» Çıkarılan metin
Öner Yağcı

Fakir Baykurt’tan ne kaldı?

12 Ekim 2024 Cumartesi

11 Ekim 1999’da aramızdan ayrılan Fakir Baykurt kimdi, ondan bize ne kaldı?

Fakir Baykurt, Köy Enstitüleriyle buluşma şansını yakalayan ve ona aklını kullanma fırsatı veren bu olanağı yaşamıyla bütünleştiren bir köy çocuğuydu.

Eğitimle canlandırılması amaçlanan kırsal yaşam gerçeğinin ortaya çıkardığı bir ulusal kurum olan Köy Enstitülerinin yarattığı düşünerek, sorgulayarak, araştırarak özgürleşen yeni insandı.

Ondan bize, yoksul bir köy çocuğunun anlamlı bir yaşamla ölümsüzleşmeye doğru adımlar atabileceğinin kanıtı kaldı.

KÖYDEN TÖS EFSANESİNE

Fakir Baykurt, yaşamı sahiplenme kaygısıyla dolu bir öğretmendi, ondan bize öğretmenlik mesleğinin yaşamla bütünleşen güzelliğinin örnekleri kaldı.

Öğretmenliğin saygınlığının sıfıra indirilmeye çalışıldığı, yaratılan korku toplumuyla örgütlenme bilincinin köküne kibrit suyunun dökülmeye çalışıldığı, örgütlenme bilincine sahip öğretmenlerin ayrı saflarda örgütlendiği koşulların değil, öğretmenliğin örgütlü bir savaşımla yüceldiği, öğretmenlerin saygınlığının ve örgütlenmelerinin en üst düzeylere çıktığı ve Ankara’da Devrimci Eğitim Şurası (4-8 Eylül 1968), Büyük Öğretmen Yürüyüşü (15 Şubat 1969), 8 Temmuz 1969 Kayseri saldırısına karşın 109 bin öğretmenin katıldığı Büyük Öğretmen Boykotu (15-19 Aralık 1969) gibi tarihsel başarılara imza attığı bir dönemin öğretmen örgütçüsüydü.

Bu başarıları kazanan TÖS’ün (Türkiye Öğretmenler Sendikası) genel başkanıydı ve ondan bize örgütlü savaşımın zorunluluğu, doğru örgütlenmiş bir kitle örgütünün başarılara koşması, 1965’te 92 üyeyle başlayan savaşımı 1971’de 80 bin üyeyle sürdüren TÖS’ün direnişi kaldı.

YILANLARIN ÖCÜ’YLE BAŞLAYAN BİR UZUN YOL’DA

Fakir Baykurt, öğretmenliğin ve öğrendiklerinin verdiği dünya görüşüyle yaşama bakmasını, yaşamı algılamasını, neyi/niçin/nasıl yazması gerektiğini bilen bir yazardı.

» Amaç
Fakir Baykurt yazısının devamını, son cümlesinden sonrasını getirerek yazın. Kayıtların Fakir Baykurt yazısıyla hiçbir ilgisi yoktur.

» Verilen bilgiler
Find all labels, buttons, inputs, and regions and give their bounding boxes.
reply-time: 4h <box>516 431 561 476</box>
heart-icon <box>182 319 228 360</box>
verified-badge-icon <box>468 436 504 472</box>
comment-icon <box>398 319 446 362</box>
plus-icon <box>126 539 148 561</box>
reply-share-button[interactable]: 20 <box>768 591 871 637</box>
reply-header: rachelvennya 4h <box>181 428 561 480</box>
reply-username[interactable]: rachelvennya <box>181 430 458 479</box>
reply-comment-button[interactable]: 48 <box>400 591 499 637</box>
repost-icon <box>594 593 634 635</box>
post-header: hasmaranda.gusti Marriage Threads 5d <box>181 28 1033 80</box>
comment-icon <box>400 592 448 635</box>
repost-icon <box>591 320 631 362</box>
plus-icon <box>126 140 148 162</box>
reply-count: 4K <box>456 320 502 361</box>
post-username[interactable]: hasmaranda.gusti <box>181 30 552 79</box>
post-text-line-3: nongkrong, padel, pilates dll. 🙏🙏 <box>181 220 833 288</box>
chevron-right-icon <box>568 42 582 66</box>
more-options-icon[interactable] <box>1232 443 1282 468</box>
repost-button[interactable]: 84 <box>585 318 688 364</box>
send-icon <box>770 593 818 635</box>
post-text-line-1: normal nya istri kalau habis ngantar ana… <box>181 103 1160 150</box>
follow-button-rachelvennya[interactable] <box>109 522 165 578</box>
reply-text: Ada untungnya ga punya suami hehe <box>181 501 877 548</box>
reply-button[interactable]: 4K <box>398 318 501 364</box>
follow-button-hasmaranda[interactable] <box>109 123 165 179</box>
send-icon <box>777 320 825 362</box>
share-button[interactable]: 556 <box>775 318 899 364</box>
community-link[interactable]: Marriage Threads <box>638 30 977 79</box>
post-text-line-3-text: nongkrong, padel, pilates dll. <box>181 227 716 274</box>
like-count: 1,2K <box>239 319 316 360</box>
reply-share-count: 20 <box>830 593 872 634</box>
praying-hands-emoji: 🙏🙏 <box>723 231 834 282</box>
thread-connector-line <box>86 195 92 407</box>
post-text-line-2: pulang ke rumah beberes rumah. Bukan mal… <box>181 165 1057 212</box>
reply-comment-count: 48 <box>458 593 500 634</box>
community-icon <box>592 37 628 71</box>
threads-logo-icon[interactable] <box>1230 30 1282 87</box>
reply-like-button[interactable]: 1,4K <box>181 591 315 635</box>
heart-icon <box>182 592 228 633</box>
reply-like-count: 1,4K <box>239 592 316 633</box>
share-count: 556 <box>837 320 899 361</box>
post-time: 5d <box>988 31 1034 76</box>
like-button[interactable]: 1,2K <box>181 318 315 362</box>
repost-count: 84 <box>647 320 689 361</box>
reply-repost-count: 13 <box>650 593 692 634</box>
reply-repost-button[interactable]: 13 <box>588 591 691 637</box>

» Yanıt
O, küreselleşme ideolojisinin ulusları, ulusal dilleri, ulus devletleri yok ettiği, “postmodern” denilen yaşamı yadsıyıcı ve her şeyi olduğu gibi edebiyatı da tekseslileştirilen, tüketen ideolojinin pazarladığı bir yazar değildi.

Yaşadığı toplumun değerlerinin bilinciyle yaşamın dönüştürülmesine ve çağdaşlığa taşınmasıyla estetize edilmiş yaşam parçaları olan edebiyatıyla katkıda bulunan bir yazardı.

Ondan bize, bizi anlatan, “insanımızın yüreğini yansıtan” (Adnan Binyazar) sayısı Onuncu Köy, Irazca’nın Dirliği, Keklik, Kaplumbağalar, Amerikan Sargısı, Çilli, Efendilik Savaşı, İçerdeki Oğul, Öğretmenin Uyandırma Görevi, TÖS Savunması gibi sayısı 60’ı geçen kitapları, 8 ciltlik Özyaşam’ı (Literatür Yay.) kaldı.

AYDIN VE İNSAN

Fakir Baykurt, içinde yaşadığı toplumdan kopuk, başka ülkelerin moda düşünceleriyle savrulan, “entel” sıfatıyla ve kendi toplumunun düşmanı olarak çalıntı düşünceleri kopyalayarak sunmadı.

O, içinde yaşadığı toplumun sorunlarının bilincine varan ve bu sorunlara çözüm yollarını göstermek için düşünceler üreten bir özgünlüğün “dinozor” denilen aydınıydı.

Ondan bize görevinin bilincinde, sorumluluğunu kavrayan, kararlı, dirençli aydın örneği kaldı.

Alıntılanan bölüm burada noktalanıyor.